• **Görevin gerekleri**
İslam'ın maksadını anlatan belge bölümüne göre, verdikleri zarar bakımından en tehlikeli sınıf hangisidir?

• **Belge bölümü**
::::
İslam’ın maksadı mükemmel mü’mindir. (Prof. Dr. Haydar Baş, İcmal Dergisi Kasım 2012).....

Mükemmel insanın elinde mükemmel siyaset olur, mükemmel sanat, mükemmel zanaat, mükemmel ziraat, mükemmel ticaret olur.

<İslam’ın maksadı mükemmel mü’mindir. (Prof. Dr. Haydar Baş, İcmal Dergisi Kasım 2012).....

İslam'ın maksadı mükemmel bir mü'mindir, Müslümandır. Bu Müslümanın vazifeleri ve sıfatları vardır. Kur'an'ın bütünlüğü içerisinde baktığımızda; bunu "Müslümanın kemâli" olarak da ifade edebiliriz. Müslümanın hedefi bu hâli yakalamak olmalı.
 
Zaten İslam da böyle bir insan modelini hedefliyor. O mükemmel insanın elinde mükemmel siyaset olur, mükemmel sanat, mükemmel zanaat, mükemmel ziraat, mükemmel ticaret olur. Ölçülere bağlı insanın olmadığı yerde, -kurallar ve kaideler ne olursa olsun- iyiyi göremezsiniz.
 
Konu buraya gelmişken, İslam'a göre insanın tasnifini inceleme zarureti vardır. Kur'an'da, insanın, Kur'an'a karşı takındığı tavra göre sınıflandırıldığını görüyoruz.
 
Genelde bu tasnif içerisinde mü'minin kim olduğunu daha önceki yazılarımızda anlatmaya çalıştık. Mü'min modeli dışında Kur'an'da takdim edilen insan modelleri de vardır. Bunların kim olduğunu ve özelliklerini de kısaca özetleyelim.
 
Çok basit ifadeyle, İslam'a tam bir imanla inanıp amel eden mü'minin zıddı bir hâl ile hayatını sürdüren insan tipleridir bunlar. Bunları, İslam ölçülerini tamamen reddeden kafirler ve inanmadığı halde inanmış görünen münafıklar olarak tasnif edebiliriz.
 
Münafıklar; başta kendine olmak üzere, insanlara ve dolayısıyla içtimai hayata verdikleri zarar itibarıyla en tehlikeli sınıftır. Allah bu iki sınıfın şerrinden bizleri halas eylesin, muhafaza eylesin!
 
İnanmayan bellidir. İslam'ın şartlarına, hiçbir şeye inanmaz. Hiçbir ibadeti yerine getirmez. Bomboş bir hayatı vardır. İnanmadığı için de onu durduracak hiçbir engel yoktur. Ahlaki ve insanî kaidelerden uzaktır. Dolayısıyla, tamamen dünyevî dürtüler çerçevesinde bir hayat yaşar. Bu tür insanlardan oluşan bir toplum -görünüşte çok cazip gibi gözükse de- derinlemesine bakıldığında darmadağın olmaya mahkumdur.
::::
• **Gösterilen bilgiler**
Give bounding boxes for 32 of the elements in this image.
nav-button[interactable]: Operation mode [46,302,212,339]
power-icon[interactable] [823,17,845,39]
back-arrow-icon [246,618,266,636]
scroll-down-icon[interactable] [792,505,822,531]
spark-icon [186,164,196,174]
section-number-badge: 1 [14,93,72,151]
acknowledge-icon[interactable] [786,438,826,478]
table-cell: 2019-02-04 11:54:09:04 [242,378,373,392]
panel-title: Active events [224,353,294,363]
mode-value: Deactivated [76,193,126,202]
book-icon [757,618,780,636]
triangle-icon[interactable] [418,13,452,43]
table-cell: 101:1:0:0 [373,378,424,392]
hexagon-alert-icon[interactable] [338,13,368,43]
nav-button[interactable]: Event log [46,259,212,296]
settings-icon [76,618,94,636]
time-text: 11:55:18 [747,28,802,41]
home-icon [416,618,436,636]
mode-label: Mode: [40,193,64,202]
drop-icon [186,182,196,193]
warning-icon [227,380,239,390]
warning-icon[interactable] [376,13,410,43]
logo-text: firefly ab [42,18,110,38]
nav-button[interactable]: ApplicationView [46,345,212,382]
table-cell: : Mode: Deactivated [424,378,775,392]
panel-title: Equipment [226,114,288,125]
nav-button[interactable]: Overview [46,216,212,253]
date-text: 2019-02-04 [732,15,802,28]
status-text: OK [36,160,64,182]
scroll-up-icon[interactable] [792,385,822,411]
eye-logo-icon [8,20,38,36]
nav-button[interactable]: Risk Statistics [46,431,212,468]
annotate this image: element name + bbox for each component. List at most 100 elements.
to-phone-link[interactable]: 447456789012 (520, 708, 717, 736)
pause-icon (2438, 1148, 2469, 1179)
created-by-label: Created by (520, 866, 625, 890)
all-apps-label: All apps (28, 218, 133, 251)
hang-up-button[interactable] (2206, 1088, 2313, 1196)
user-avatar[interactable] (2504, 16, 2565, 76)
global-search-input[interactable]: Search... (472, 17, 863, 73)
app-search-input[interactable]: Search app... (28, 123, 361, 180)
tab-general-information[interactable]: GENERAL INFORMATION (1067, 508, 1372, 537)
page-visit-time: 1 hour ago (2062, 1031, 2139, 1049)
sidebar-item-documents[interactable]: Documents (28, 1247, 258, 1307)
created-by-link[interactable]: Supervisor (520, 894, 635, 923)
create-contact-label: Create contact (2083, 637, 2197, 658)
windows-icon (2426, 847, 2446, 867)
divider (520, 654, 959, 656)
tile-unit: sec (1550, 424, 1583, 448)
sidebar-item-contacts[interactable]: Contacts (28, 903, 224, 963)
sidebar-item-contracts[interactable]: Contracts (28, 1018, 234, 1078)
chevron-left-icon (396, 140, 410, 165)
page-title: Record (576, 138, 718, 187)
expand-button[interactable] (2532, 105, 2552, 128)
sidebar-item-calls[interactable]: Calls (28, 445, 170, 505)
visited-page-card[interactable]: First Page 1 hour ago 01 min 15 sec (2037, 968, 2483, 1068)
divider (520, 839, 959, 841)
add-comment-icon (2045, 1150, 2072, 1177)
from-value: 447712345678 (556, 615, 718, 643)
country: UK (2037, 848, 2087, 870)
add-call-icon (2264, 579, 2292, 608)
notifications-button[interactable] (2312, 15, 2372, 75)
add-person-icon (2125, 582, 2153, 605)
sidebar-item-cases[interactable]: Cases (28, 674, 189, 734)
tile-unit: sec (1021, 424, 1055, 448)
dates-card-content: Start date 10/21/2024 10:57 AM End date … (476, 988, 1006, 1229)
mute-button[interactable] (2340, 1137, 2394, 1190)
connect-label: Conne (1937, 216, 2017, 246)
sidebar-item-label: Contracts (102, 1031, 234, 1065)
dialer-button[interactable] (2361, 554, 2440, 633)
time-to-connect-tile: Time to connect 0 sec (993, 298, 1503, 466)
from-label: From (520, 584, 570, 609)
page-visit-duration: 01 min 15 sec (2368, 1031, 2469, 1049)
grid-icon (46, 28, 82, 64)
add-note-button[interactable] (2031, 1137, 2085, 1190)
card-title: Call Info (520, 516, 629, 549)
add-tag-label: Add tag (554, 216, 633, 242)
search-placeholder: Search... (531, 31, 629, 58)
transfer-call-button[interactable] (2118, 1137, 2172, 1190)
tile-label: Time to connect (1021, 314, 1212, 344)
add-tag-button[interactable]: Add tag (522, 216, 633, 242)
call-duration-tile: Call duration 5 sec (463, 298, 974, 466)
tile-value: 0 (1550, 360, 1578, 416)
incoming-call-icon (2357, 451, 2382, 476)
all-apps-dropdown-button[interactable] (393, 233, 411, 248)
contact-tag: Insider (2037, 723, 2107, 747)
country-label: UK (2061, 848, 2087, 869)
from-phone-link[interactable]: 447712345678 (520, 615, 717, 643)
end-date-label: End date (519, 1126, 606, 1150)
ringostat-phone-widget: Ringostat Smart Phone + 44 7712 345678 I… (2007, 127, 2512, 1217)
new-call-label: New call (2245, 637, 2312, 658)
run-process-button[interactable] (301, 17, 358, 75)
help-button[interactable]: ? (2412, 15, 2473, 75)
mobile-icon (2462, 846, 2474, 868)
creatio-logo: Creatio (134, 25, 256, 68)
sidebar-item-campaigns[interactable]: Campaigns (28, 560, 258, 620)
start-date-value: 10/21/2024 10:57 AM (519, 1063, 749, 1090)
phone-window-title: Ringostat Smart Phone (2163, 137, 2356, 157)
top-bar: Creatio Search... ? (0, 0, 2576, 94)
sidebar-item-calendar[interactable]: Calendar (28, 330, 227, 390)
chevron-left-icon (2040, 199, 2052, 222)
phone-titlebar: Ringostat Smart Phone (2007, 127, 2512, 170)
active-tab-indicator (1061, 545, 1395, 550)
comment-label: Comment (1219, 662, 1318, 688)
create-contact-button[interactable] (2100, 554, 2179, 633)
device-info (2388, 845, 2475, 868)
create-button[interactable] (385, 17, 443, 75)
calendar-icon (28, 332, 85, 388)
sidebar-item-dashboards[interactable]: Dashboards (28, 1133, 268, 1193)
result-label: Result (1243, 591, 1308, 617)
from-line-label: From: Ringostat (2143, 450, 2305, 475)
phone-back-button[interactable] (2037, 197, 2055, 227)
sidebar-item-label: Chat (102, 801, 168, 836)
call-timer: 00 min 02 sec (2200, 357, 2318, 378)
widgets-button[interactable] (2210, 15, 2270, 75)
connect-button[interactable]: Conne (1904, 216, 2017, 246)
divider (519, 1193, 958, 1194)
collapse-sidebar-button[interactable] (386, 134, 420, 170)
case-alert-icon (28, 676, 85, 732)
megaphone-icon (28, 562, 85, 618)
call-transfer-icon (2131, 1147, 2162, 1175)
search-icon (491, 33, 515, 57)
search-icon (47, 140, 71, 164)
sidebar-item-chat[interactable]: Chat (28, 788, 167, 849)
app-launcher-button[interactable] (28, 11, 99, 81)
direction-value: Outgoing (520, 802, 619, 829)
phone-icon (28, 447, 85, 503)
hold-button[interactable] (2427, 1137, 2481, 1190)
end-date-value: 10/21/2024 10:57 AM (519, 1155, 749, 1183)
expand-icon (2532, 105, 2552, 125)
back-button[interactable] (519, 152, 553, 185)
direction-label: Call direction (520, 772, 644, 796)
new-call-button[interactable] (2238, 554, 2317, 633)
::::
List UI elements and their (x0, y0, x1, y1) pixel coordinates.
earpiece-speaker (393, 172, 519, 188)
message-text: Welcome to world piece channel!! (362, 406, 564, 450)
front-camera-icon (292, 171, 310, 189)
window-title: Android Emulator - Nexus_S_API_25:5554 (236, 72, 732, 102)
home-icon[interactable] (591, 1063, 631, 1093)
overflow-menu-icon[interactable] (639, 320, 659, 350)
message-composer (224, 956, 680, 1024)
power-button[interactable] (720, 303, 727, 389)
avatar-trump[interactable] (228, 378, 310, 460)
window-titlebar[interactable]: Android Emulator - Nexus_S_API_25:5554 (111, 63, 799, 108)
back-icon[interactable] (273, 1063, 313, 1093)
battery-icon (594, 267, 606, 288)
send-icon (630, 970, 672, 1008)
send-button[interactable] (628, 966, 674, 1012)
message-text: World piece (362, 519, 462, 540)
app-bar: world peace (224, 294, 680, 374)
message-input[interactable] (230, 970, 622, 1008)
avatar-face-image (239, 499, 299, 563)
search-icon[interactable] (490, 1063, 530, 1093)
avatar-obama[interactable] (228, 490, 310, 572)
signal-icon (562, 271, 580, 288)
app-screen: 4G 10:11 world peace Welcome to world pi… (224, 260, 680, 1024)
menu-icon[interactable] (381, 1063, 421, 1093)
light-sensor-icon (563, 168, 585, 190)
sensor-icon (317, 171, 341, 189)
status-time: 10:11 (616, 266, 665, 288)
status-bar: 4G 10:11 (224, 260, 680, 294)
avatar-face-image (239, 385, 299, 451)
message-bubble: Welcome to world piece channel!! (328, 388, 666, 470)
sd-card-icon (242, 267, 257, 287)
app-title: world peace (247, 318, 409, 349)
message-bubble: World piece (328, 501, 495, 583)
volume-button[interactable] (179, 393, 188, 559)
::::
• **Görevin çözümü**
Münafıklar, verdikleri zarar bakımından en tehlikeli sınıftır.